**Directions for this task**
Transcribe the records that follow. Keep every word exactly, and drop the pictures.

**Material for the task**
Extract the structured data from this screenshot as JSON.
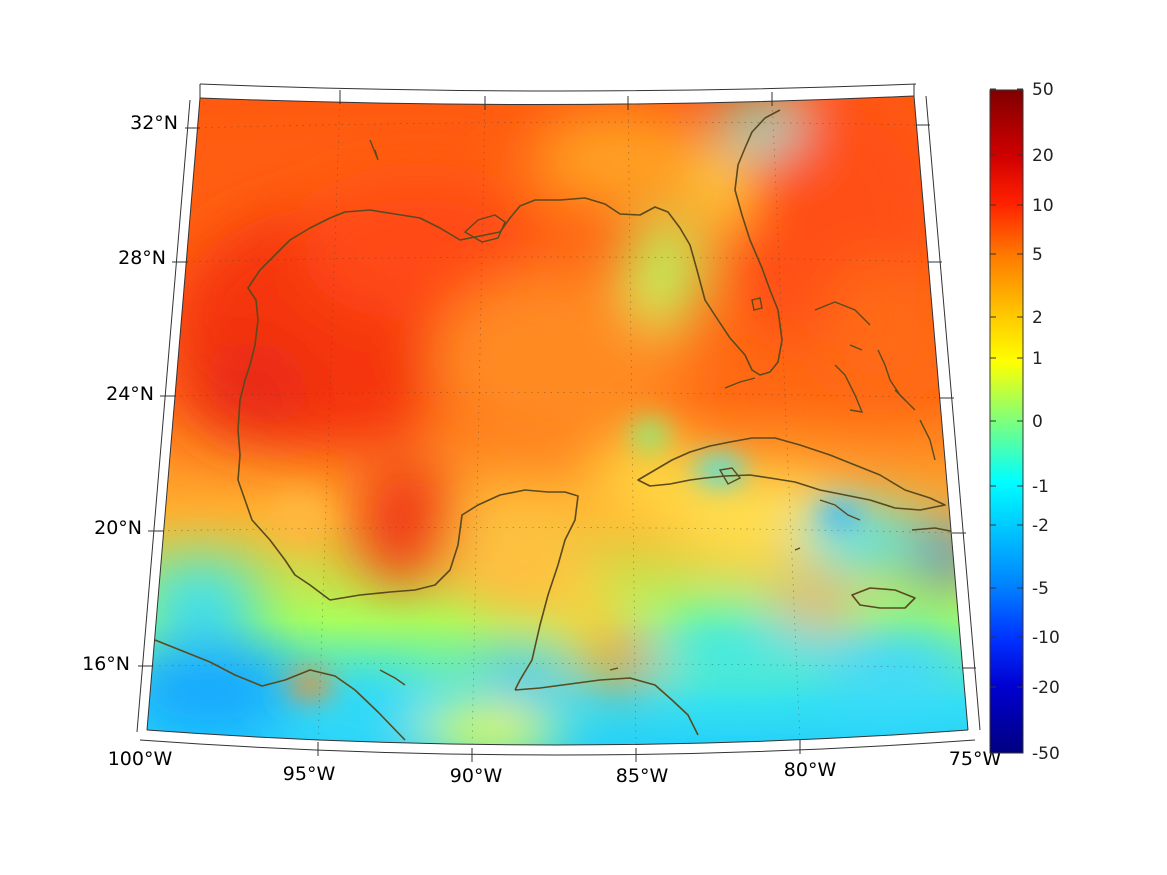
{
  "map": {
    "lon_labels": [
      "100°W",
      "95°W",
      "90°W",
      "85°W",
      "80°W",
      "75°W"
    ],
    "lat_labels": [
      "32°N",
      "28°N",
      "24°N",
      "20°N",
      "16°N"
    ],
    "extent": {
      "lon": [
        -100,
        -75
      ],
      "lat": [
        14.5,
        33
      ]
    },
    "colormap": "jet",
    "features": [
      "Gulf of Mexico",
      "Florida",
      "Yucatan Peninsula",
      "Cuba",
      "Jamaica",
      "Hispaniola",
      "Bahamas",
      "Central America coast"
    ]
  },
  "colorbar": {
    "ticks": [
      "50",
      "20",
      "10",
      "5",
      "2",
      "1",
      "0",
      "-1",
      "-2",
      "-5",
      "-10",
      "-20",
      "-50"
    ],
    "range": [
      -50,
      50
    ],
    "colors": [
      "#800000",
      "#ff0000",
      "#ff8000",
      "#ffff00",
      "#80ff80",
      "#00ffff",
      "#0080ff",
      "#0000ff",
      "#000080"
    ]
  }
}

**Result of this exercise**
Extract the structured data from this screenshot as JSON.
{
  "map": {
    "lon_labels": [
      "100°W",
      "95°W",
      "90°W",
      "85°W",
      "80°W",
      "75°W"
    ],
    "lat_labels": [
      "32°N",
      "28°N",
      "24°N",
      "20°N",
      "16°N"
    ],
    "extent": {
      "lon": [
        -100,
        -75
      ],
      "lat": [
        14.5,
        33
      ]
    },
    "colormap": "jet",
    "features": [
      "Gulf of Mexico",
      "Florida",
      "Yucatan Peninsula",
      "Cuba",
      "Jamaica",
      "Hispaniola",
      "Bahamas",
      "Central America coast"
    ]
  },
  "colorbar": {
    "ticks": [
      "50",
      "20",
      "10",
      "5",
      "2",
      "1",
      "0",
      "-1",
      "-2",
      "-5",
      "-10",
      "-20",
      "-50"
    ],
    "range": [
      -50,
      50
    ],
    "colors": [
      "#800000",
      "#ff0000",
      "#ff8000",
      "#ffff00",
      "#80ff80",
      "#00ffff",
      "#0080ff",
      "#0000ff",
      "#000080"
    ]
  }
}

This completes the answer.